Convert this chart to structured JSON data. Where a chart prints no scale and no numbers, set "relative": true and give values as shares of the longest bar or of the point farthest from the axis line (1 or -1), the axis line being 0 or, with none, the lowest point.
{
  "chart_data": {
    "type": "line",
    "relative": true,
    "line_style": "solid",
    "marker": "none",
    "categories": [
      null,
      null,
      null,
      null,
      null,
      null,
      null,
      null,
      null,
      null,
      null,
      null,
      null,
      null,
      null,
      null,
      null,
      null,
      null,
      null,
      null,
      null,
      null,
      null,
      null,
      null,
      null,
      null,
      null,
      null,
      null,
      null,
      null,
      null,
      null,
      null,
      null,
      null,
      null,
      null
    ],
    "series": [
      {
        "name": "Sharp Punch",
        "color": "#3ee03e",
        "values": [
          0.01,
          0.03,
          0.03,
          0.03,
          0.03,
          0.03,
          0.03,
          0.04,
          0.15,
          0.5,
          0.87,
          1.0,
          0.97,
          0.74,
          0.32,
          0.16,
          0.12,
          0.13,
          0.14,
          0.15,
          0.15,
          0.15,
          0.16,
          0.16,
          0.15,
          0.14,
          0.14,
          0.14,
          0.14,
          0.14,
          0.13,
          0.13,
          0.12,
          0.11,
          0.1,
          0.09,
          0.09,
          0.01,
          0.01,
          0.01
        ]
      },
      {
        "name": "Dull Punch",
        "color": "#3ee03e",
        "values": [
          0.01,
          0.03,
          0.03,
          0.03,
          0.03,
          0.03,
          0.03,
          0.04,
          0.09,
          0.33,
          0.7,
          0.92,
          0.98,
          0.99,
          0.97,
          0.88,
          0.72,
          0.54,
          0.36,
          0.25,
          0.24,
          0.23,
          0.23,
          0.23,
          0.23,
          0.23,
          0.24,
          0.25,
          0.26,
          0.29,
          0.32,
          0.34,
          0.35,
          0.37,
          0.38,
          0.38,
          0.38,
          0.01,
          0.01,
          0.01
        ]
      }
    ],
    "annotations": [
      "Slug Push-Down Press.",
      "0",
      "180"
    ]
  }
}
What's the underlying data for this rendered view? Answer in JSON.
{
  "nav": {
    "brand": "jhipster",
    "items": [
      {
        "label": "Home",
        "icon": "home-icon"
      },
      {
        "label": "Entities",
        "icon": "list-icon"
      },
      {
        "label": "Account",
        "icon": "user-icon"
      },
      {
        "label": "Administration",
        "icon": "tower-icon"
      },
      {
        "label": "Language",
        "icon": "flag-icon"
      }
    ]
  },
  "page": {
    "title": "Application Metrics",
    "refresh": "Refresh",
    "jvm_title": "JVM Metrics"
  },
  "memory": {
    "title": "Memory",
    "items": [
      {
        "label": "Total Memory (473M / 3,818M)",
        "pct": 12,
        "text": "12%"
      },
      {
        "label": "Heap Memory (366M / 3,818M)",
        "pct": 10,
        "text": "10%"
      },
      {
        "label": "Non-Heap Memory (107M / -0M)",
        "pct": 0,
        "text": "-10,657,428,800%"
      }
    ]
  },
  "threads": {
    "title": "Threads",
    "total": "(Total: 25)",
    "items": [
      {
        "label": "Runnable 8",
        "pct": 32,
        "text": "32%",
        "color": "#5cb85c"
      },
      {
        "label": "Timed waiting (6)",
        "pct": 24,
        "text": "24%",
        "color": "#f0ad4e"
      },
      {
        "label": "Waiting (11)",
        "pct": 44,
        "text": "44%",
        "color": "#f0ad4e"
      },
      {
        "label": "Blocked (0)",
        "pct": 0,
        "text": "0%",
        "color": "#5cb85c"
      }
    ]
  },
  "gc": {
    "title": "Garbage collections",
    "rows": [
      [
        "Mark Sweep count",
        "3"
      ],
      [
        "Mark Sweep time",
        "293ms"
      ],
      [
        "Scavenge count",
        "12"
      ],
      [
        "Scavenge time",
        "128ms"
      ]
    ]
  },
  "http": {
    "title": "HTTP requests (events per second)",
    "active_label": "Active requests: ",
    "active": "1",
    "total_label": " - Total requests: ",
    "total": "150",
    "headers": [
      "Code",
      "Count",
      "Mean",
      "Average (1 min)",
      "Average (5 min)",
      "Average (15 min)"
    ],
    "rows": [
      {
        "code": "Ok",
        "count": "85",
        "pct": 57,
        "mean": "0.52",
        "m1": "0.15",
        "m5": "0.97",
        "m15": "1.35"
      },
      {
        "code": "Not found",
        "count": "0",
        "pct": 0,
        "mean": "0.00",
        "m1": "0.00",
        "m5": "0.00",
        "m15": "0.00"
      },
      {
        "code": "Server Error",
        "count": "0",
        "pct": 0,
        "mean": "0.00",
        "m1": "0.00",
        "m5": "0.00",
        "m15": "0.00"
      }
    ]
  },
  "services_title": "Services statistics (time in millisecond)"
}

> YOUR INSTRUCTIONS
Copy every line of the entries above in which "text" occurs.

> OUTPUT OF THE EXERCISE
        "text": "12%"
        "text": "10%"
        "text": "-10,657,428,800%"
        "text": "32%",
        "text": "24%",
        "text": "44%",
        "text": "0%",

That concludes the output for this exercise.